▶ [INPUT]:
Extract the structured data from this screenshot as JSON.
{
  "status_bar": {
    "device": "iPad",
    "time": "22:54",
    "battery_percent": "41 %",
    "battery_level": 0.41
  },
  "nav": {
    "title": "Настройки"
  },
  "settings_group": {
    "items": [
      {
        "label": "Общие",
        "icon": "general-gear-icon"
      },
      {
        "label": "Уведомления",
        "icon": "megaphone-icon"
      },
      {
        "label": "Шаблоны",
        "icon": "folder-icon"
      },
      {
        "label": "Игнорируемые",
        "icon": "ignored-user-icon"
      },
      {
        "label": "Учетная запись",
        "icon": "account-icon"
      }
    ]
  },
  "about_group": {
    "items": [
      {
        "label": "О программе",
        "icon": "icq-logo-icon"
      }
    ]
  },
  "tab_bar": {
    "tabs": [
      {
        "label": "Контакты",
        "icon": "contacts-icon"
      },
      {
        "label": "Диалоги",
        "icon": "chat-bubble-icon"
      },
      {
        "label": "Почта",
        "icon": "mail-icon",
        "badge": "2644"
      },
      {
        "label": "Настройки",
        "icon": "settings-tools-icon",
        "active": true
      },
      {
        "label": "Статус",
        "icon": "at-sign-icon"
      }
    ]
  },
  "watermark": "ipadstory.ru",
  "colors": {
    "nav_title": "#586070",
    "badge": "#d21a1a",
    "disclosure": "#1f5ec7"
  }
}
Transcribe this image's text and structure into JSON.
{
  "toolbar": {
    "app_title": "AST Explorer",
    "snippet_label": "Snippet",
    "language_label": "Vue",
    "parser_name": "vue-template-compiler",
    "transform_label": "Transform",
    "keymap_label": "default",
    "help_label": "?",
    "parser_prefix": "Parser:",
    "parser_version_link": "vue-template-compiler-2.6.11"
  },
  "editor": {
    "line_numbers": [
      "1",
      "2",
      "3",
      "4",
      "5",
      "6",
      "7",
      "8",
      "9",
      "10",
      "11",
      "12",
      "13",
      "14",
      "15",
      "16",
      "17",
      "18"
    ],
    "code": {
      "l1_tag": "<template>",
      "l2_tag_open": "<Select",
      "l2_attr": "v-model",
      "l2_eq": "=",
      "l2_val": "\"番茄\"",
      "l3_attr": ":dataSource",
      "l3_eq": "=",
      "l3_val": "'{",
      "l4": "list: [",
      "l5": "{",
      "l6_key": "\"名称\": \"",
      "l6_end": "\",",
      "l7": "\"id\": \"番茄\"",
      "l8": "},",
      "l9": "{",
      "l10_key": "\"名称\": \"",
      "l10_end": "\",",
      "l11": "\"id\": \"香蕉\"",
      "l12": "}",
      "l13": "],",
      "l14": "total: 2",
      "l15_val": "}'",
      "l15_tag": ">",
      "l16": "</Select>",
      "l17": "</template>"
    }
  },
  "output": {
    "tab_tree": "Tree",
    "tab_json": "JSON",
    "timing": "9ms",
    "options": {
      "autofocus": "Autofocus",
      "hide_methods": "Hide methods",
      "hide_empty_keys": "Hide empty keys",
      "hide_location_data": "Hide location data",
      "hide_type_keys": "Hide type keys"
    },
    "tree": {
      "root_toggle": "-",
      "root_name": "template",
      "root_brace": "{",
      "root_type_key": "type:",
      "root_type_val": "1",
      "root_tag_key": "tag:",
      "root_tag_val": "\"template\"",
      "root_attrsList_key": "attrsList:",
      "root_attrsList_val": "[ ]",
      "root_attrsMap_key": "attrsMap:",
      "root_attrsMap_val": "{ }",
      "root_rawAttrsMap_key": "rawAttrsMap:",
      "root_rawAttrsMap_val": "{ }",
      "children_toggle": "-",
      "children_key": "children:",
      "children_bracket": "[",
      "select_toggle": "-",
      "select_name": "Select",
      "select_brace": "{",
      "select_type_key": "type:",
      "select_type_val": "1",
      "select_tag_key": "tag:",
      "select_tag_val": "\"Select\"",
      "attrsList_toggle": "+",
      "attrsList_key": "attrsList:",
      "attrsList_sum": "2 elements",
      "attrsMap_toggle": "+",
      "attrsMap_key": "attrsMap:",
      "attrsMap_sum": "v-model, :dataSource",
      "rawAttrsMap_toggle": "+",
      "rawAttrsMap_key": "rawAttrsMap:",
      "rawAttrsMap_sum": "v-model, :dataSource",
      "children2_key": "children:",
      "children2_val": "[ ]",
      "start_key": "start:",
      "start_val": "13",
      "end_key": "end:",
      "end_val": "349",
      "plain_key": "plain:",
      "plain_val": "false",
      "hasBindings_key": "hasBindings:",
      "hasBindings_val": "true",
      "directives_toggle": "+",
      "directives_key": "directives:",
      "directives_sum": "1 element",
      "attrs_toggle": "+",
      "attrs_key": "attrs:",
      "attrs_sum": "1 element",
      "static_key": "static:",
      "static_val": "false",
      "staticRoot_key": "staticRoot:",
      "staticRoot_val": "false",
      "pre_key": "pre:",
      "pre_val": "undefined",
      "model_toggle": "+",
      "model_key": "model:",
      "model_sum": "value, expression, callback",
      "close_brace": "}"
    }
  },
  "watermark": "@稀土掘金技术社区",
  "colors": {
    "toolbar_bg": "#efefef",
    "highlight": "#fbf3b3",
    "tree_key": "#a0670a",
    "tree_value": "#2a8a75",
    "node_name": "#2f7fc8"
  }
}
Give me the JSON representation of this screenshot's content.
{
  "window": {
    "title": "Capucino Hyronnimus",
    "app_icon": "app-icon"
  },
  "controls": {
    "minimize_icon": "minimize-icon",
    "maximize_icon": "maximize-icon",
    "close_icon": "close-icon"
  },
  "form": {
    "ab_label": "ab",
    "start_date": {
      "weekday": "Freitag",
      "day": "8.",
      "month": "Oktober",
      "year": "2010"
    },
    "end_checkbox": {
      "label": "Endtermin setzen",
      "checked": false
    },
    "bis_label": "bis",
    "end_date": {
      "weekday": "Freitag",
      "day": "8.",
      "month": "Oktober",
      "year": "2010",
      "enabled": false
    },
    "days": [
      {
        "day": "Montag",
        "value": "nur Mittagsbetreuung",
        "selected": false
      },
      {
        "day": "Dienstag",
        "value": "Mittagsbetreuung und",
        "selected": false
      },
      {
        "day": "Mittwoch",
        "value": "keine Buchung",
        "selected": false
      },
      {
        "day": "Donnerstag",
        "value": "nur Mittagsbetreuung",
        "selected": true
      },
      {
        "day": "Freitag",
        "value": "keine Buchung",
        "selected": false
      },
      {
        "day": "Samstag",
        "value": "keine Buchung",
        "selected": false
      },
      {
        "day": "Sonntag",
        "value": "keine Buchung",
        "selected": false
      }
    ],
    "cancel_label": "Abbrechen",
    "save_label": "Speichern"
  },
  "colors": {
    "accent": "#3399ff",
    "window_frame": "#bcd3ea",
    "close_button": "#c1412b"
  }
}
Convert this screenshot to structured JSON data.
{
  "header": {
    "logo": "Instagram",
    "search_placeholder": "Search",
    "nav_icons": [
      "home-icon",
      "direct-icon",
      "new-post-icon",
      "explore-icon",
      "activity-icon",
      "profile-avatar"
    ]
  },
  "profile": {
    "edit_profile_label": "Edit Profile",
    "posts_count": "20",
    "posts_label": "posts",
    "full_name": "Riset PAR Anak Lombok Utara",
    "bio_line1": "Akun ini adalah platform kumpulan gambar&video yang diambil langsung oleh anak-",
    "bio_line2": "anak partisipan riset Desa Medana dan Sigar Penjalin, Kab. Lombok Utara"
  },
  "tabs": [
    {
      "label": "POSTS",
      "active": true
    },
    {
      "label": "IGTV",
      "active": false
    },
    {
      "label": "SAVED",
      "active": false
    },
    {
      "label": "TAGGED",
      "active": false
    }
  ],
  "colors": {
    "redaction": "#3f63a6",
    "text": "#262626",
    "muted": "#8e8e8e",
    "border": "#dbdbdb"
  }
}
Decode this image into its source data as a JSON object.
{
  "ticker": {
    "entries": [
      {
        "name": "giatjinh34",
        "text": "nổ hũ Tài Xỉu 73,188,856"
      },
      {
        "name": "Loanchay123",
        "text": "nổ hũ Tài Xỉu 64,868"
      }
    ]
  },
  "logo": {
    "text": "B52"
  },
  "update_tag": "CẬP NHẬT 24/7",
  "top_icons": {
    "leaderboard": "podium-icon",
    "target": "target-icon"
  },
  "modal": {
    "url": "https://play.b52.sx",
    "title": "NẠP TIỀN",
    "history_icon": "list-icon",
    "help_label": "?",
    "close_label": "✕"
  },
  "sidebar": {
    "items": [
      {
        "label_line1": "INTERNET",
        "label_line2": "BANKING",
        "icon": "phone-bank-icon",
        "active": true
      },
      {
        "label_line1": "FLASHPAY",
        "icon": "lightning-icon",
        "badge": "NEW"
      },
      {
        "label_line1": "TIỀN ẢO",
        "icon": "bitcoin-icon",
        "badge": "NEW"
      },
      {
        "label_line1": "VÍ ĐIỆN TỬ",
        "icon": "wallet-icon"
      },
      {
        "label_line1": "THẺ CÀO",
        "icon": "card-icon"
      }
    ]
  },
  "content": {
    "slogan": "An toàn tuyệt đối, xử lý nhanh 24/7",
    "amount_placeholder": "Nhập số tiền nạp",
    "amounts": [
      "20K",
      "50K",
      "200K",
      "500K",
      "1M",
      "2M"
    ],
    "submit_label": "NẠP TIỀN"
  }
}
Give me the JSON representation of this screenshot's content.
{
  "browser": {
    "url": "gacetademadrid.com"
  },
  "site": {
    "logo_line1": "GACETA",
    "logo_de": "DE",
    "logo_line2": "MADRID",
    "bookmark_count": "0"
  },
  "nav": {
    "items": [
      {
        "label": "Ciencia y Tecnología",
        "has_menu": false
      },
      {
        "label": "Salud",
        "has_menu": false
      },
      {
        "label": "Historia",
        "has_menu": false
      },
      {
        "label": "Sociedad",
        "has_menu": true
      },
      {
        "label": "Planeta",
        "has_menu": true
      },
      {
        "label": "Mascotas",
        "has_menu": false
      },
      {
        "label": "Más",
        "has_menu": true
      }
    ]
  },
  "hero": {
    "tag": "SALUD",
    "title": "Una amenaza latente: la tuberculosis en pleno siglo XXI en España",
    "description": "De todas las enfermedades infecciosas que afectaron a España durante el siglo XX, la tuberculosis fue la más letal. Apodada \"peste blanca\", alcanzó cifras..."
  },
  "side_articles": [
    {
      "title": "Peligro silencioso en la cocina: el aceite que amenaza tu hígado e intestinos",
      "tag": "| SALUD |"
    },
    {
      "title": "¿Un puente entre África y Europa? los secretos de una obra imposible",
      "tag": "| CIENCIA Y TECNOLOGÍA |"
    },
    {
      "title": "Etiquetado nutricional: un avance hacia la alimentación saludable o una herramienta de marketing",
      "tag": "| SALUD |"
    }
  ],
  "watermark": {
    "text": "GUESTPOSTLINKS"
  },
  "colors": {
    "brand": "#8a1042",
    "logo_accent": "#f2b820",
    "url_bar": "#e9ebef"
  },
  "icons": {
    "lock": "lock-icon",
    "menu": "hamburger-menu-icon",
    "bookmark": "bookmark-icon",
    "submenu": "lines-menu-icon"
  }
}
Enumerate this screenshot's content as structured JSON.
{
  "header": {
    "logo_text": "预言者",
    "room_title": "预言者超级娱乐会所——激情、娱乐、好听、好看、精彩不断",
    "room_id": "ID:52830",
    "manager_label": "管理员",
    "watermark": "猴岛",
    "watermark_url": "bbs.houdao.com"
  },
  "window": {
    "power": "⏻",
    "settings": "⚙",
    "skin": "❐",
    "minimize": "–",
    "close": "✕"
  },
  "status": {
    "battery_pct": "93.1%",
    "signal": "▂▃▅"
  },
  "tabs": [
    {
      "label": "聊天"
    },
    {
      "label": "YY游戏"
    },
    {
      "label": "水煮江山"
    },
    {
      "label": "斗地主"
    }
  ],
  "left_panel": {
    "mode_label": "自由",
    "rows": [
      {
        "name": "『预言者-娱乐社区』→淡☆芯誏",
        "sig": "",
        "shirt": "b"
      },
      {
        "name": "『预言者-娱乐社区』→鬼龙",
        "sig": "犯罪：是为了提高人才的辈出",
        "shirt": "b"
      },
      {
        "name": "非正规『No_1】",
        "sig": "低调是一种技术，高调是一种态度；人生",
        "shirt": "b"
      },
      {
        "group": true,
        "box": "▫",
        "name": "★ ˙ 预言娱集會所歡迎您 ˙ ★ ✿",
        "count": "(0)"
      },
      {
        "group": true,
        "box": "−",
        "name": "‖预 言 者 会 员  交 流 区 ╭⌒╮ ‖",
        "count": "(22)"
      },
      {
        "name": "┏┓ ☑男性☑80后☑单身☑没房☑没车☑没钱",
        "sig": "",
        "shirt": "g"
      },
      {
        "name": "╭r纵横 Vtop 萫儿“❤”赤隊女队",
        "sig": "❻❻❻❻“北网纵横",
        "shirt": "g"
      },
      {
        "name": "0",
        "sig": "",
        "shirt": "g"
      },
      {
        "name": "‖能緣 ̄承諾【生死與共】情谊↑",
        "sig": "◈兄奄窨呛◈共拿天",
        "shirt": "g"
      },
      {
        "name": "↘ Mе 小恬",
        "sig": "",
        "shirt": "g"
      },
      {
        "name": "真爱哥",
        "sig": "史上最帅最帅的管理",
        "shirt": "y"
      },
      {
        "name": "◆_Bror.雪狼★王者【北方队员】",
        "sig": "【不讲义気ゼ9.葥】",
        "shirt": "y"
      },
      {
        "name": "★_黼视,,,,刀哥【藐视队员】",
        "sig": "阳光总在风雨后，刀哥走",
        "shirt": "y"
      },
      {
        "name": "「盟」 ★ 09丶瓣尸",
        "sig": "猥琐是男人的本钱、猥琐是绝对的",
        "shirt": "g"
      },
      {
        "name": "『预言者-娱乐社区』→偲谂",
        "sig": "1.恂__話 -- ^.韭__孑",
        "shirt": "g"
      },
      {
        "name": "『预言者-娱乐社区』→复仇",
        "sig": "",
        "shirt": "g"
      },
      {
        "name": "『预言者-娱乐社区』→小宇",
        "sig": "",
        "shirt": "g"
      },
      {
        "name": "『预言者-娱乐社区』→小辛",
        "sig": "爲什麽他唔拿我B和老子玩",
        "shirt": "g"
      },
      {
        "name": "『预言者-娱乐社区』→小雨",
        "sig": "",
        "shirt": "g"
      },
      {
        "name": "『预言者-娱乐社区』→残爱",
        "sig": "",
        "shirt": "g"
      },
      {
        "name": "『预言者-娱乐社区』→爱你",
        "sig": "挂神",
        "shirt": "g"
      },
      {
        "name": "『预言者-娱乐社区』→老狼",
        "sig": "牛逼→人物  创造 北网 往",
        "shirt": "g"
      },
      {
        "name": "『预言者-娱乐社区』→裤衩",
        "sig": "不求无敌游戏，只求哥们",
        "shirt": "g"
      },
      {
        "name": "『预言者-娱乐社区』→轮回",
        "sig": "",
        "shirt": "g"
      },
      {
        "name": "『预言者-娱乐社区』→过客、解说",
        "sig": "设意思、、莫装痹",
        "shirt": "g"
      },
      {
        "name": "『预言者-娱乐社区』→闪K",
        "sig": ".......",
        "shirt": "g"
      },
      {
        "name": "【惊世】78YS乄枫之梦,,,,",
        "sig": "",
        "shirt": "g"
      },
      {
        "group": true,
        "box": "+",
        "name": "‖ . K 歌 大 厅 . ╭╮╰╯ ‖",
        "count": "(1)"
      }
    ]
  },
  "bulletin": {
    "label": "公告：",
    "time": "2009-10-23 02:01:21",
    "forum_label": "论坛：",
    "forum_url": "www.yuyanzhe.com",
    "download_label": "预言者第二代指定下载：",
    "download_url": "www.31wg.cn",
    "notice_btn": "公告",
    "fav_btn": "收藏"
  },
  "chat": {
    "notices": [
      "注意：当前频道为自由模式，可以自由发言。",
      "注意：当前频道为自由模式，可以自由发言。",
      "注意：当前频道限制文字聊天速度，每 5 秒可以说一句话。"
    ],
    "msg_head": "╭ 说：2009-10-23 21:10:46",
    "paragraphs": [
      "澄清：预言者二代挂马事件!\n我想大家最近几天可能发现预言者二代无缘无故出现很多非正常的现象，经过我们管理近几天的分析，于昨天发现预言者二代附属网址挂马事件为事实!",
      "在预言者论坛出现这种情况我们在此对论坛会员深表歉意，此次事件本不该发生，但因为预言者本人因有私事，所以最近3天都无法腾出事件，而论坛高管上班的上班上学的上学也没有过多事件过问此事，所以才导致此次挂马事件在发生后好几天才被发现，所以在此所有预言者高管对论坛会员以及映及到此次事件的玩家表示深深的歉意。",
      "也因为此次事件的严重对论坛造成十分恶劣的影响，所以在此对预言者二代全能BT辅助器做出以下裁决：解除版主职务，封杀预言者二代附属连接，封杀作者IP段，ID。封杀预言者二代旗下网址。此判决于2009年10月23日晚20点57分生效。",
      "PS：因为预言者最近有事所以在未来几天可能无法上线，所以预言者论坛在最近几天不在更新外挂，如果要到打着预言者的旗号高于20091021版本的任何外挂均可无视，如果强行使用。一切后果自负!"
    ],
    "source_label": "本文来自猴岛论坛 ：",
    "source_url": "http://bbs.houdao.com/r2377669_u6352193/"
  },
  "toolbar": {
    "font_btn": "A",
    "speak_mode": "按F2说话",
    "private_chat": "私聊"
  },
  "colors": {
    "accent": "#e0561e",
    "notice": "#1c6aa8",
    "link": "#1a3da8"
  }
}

▶ [PROBLEM REQUIREMENTS]:
List all lines where "dataSource" occurs.

▶ [ANSWER TO THE PROBLEM]:
      "l3_attr": ":dataSource",
      "attrsMap_sum": "v-model, :dataSource",
      "rawAttrsMap_sum": "v-model, :dataSource",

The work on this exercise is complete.